After years of research, the goal of seamlessly migrating applications from shared memory multi-processors to a cluster-based computing environment continues to be a challenge. The main barrier to adoption of cluster-based computing has been the need to make applications cluster-aware. In trying to solve this problem two approaches have emerged. One consists of the use of middleware tools such as MPI, Globus and others. These are used to rework applications to run on a cluster. Another approach is to form a pseudo single system image environment by clustering multiple operating system kernels[Pfister-98]. Examples of these are Locus, Tandem NonStop Kernel, OpenSSI, and openMosix.
However, both approaches fall far short of their mark. Middleware level clustering tools require applications to be reworked to run a cluster. Due to this, only a handful of highly specialized applications sometimes referred to as
embarrassingly parallel - have been made cluster-aware. Of the very few commercial cluster-aware applications, the best known is Oracle Database Real Application Clustering. OS kernel clustering approaches present other difficulties. These arise from the sheer complexity of supporting a consistent, single system image to be seen on every system call made by every program running on the system: applications, tools, etc; to making existing applications that use SystemV shared-memory constructs to run transparently, without any modifications, on this pseudo single system.
In 2003, Virtual Iron Software began to investigate the potential of applying virtual machine monitors (VMM) to overcome difficulties in programming and using tightly-coupled clusters of servers. The VMM, pioneered by IBM in the 1960s, is a software-abstraction layer that partitions hardware into one or more virtual machines[Goldberg-74], and shares the underlying physical resource among multiple applications and operating systems.
The result of our efforts is Virtual Iron VFe, a purpose-built clustered virtual machine monitor technology, which makes it possible to transparently run any application, without modification, on a tightly-coupled cluster of computers. The Virtual Iron VFe software elegantly abstracts the underlying cluster of computers with a set of Clustered Virtual Machine Monitors (CVMM). Like other virtual machine monitors, the CVMM layer takes complete control of the underlying hardware and creates virtual machines, which behave like independent physical machines running their own operating systems in isolation. In contrast to other virtual machine monitors, the VFe software transparently creates a shared memory multi-processor out of a collection of tightly-coupled servers.
Within this system, each operating system has the illusion of running on a single multi-processor machine with
N CPUs on top of
M physical servers interconnected by high throughput, low latency networks.
Using a cluster of VMMs as the abstraction layer greatly simplifies the utilization and programmability of distributed resources. We found that the VFe software can run any application without modification. Moreover, the software supports demanding workloads that require dynamic scaling, accomplishing this in a manner that is completely transparent to OSs and their applications.
In this paper we'll describe Linux virtualization on Virtual Iron VFe, the virtualization capabilities of the Virtual Iron Clustered VMM technology, as well as the changes made to the LINUX kernel to take advantage of this new virtualization technology.

════════════════════

Extract a passage from the text on clustered virtual machine monitors, beginning at the words "In this paper" and stopping after the words "new virtualization technology.".

════════════════════

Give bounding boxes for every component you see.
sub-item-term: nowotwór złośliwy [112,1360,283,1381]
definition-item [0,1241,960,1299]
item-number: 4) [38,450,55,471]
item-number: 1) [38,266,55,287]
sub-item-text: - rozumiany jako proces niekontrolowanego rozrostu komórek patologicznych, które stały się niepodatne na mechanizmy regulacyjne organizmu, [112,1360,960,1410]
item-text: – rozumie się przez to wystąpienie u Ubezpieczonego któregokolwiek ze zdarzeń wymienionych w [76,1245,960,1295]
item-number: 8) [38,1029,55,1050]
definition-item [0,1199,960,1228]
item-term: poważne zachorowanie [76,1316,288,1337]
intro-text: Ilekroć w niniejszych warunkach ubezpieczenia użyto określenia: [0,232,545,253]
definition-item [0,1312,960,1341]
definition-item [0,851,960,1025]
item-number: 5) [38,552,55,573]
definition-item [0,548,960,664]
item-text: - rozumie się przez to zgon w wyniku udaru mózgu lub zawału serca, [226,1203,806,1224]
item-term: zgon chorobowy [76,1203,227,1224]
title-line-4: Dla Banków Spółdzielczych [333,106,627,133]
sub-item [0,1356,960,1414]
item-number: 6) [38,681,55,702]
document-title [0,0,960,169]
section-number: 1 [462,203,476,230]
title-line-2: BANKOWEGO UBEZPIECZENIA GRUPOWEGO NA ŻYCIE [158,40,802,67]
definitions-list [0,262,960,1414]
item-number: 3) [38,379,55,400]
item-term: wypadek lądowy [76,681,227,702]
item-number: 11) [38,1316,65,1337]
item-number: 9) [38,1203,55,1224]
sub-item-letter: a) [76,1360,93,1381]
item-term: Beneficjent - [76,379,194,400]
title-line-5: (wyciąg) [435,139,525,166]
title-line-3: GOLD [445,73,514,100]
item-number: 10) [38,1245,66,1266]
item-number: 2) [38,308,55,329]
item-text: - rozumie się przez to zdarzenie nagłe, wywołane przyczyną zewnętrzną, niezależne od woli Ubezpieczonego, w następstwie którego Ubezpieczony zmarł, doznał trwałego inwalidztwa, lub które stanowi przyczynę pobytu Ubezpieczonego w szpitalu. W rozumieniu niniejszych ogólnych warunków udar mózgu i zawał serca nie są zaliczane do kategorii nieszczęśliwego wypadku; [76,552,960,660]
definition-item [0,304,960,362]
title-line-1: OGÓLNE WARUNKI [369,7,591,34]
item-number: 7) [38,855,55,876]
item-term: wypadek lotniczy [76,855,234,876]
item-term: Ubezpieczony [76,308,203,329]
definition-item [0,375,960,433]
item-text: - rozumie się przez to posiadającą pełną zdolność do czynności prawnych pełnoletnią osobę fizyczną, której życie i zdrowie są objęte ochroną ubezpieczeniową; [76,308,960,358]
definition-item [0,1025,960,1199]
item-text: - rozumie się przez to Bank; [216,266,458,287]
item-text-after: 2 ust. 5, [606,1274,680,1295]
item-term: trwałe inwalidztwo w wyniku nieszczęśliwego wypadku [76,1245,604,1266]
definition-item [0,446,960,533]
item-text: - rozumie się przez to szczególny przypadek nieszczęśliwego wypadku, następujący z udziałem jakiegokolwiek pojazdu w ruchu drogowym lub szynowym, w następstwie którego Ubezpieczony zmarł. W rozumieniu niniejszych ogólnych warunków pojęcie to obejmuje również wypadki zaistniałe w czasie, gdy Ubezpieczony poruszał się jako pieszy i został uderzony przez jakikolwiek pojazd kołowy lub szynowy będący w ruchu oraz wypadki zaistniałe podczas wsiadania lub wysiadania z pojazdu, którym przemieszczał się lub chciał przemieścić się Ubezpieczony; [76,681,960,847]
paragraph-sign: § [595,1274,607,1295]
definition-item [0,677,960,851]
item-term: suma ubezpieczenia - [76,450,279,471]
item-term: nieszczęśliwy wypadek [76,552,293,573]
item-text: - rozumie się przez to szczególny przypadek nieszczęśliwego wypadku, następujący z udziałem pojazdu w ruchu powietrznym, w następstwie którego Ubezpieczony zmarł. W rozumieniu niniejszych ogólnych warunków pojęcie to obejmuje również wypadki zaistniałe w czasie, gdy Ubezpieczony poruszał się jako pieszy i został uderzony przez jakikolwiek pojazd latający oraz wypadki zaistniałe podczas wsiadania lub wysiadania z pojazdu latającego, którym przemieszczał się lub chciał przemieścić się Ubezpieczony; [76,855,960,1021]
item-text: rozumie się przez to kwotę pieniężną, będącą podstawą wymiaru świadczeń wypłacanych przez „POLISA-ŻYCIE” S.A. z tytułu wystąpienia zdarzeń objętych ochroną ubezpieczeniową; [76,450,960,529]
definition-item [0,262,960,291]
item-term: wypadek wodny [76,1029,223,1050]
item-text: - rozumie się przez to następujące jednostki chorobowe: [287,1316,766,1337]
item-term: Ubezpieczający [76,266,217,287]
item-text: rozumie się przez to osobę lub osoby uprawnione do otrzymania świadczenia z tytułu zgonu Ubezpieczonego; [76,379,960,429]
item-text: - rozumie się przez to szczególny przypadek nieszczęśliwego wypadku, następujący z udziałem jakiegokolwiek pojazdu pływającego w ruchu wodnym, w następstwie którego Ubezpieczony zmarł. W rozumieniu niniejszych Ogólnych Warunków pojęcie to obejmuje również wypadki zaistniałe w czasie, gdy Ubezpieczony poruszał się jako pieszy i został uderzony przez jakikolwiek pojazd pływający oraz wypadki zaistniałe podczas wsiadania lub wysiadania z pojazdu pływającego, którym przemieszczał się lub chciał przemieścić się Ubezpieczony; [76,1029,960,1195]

════════════════════

▶ **SOLUTION TO THIS PROBLEM**
In this paper we'll describe Linux virtualization on Virtual Iron VFe, the virtualization capabilities of the Virtual Iron Clustered VMM technology, as well as the changes made to the LINUX kernel to take advantage of this new virtualization technology.